══ Listing
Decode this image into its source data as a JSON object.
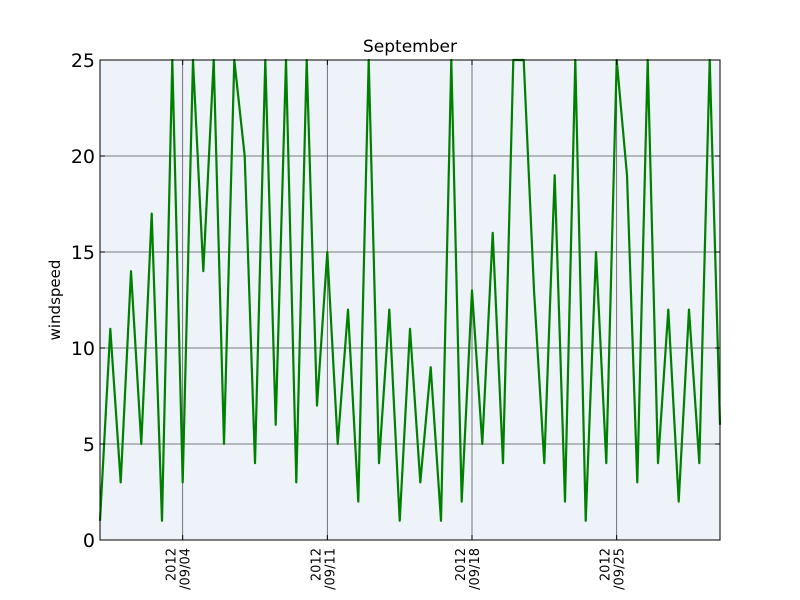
{
  "chart_data": {
    "type": "line",
    "title": "September",
    "ylabel": "windspeed",
    "xlabel": "",
    "x_range": [
      "2012-08-31",
      "2012-09-30"
    ],
    "ylim": [
      0,
      25
    ],
    "yticks": [
      0,
      5,
      10,
      15,
      20,
      25
    ],
    "xticks": [
      {
        "date": "2012-09-04",
        "line1": "2012",
        "line2": "/09/04"
      },
      {
        "date": "2012-09-11",
        "line1": "2012",
        "line2": "/09/11"
      },
      {
        "date": "2012-09-18",
        "line1": "2012",
        "line2": "/09/18"
      },
      {
        "date": "2012-09-25",
        "line1": "2012",
        "line2": "/09/25"
      }
    ],
    "grid": true,
    "colors": {
      "line": "#008000",
      "background": "#eef3f9",
      "grid": "#555555"
    },
    "series": [
      {
        "x": [
          "2012-08-31T00:00",
          "2012-08-31T12:00",
          "2012-09-01T00:00",
          "2012-09-01T12:00",
          "2012-09-02T00:00",
          "2012-09-02T12:00",
          "2012-09-03T00:00",
          "2012-09-03T12:00",
          "2012-09-04T00:00",
          "2012-09-04T12:00",
          "2012-09-05T00:00",
          "2012-09-05T12:00",
          "2012-09-06T00:00",
          "2012-09-06T12:00",
          "2012-09-07T00:00",
          "2012-09-07T12:00",
          "2012-09-08T00:00",
          "2012-09-08T12:00",
          "2012-09-09T00:00",
          "2012-09-09T12:00",
          "2012-09-10T00:00",
          "2012-09-10T12:00",
          "2012-09-11T00:00",
          "2012-09-11T12:00",
          "2012-09-12T00:00",
          "2012-09-12T12:00",
          "2012-09-13T00:00",
          "2012-09-13T12:00",
          "2012-09-14T00:00",
          "2012-09-14T12:00",
          "2012-09-15T00:00",
          "2012-09-15T12:00",
          "2012-09-16T00:00",
          "2012-09-16T12:00",
          "2012-09-17T00:00",
          "2012-09-17T12:00",
          "2012-09-18T00:00",
          "2012-09-18T12:00",
          "2012-09-19T00:00",
          "2012-09-19T12:00",
          "2012-09-20T00:00",
          "2012-09-20T12:00",
          "2012-09-21T00:00",
          "2012-09-21T12:00",
          "2012-09-22T00:00",
          "2012-09-22T12:00",
          "2012-09-23T00:00",
          "2012-09-23T12:00",
          "2012-09-24T00:00",
          "2012-09-24T12:00",
          "2012-09-25T00:00",
          "2012-09-25T12:00",
          "2012-09-26T00:00",
          "2012-09-26T12:00",
          "2012-09-27T00:00",
          "2012-09-27T12:00",
          "2012-09-28T00:00",
          "2012-09-28T12:00",
          "2012-09-29T00:00",
          "2012-09-29T12:00",
          "2012-09-30T00:00"
        ],
        "y": [
          1,
          11,
          3,
          14,
          5,
          17,
          1,
          25,
          3,
          25,
          14,
          25,
          5,
          25,
          20,
          4,
          25,
          6,
          25,
          3,
          25,
          7,
          15,
          5,
          12,
          2,
          25,
          4,
          12,
          1,
          11,
          3,
          9,
          1,
          25,
          2,
          13,
          5,
          16,
          4,
          25,
          25,
          13,
          4,
          19,
          2,
          25,
          1,
          15,
          4,
          25,
          19,
          3,
          25,
          4,
          12,
          2,
          12,
          4,
          25,
          6
        ]
      }
    ]
  }
}
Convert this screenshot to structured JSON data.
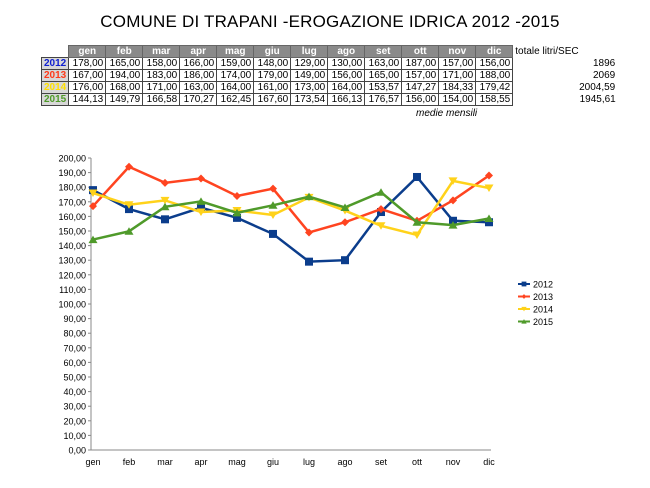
{
  "title": "COMUNE DI TRAPANI -EROGAZIONE IDRICA 2012 -2015",
  "table": {
    "months": [
      "gen",
      "feb",
      "mar",
      "apr",
      "mag",
      "giu",
      "lug",
      "ago",
      "set",
      "ott",
      "nov",
      "dic"
    ],
    "total_header": "totale litri/SEC",
    "rows": [
      {
        "year": "2012",
        "color": "#1020d0",
        "values": [
          "178,00",
          "165,00",
          "158,00",
          "166,00",
          "159,00",
          "148,00",
          "129,00",
          "130,00",
          "163,00",
          "187,00",
          "157,00",
          "156,00"
        ],
        "total": "1896"
      },
      {
        "year": "2013",
        "color": "#ff3a1a",
        "values": [
          "167,00",
          "194,00",
          "183,00",
          "186,00",
          "174,00",
          "179,00",
          "149,00",
          "156,00",
          "165,00",
          "157,00",
          "171,00",
          "188,00"
        ],
        "total": "2069"
      },
      {
        "year": "2014",
        "color": "#ffe000",
        "values": [
          "176,00",
          "168,00",
          "171,00",
          "163,00",
          "164,00",
          "161,00",
          "173,00",
          "164,00",
          "153,57",
          "147,27",
          "184,33",
          "179,42"
        ],
        "total": "2004,59"
      },
      {
        "year": "2015",
        "color": "#4f9a2a",
        "values": [
          "144,13",
          "149,79",
          "166,58",
          "170,27",
          "162,45",
          "167,60",
          "173,54",
          "166,13",
          "176,57",
          "156,00",
          "154,00",
          "158,55"
        ],
        "total": "1945,61"
      }
    ],
    "note": "medie mensili"
  },
  "chart_data": {
    "type": "line",
    "categories": [
      "gen",
      "feb",
      "mar",
      "apr",
      "mag",
      "giu",
      "lug",
      "ago",
      "set",
      "ott",
      "nov",
      "dic"
    ],
    "ylim": [
      0,
      200
    ],
    "ytick_step": 10,
    "legend": "right",
    "series": [
      {
        "name": "2012",
        "color": "#0b3d8c",
        "marker": "square",
        "values": [
          178,
          165,
          158,
          166,
          159,
          148,
          129,
          130,
          163,
          187,
          157,
          156
        ]
      },
      {
        "name": "2013",
        "color": "#ff4420",
        "marker": "diamond",
        "values": [
          167,
          194,
          183,
          186,
          174,
          179,
          149,
          156,
          165,
          157,
          171,
          188
        ]
      },
      {
        "name": "2014",
        "color": "#ffd21a",
        "marker": "triangle-down",
        "values": [
          176,
          168,
          171,
          163,
          164,
          161,
          173,
          164,
          153.57,
          147.27,
          184.33,
          179.42
        ]
      },
      {
        "name": "2015",
        "color": "#4f9a2a",
        "marker": "triangle",
        "values": [
          144.13,
          149.79,
          166.58,
          170.27,
          162.45,
          167.6,
          173.54,
          166.13,
          176.57,
          156,
          154,
          158.55
        ]
      }
    ]
  }
}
════
■ Written exercise:
Show the lines from the data above that contain the string "JSON".

■ Answer to this problem:
Decode this image into its source data as a JSON object.
Convert this screenshot to structured JSON data.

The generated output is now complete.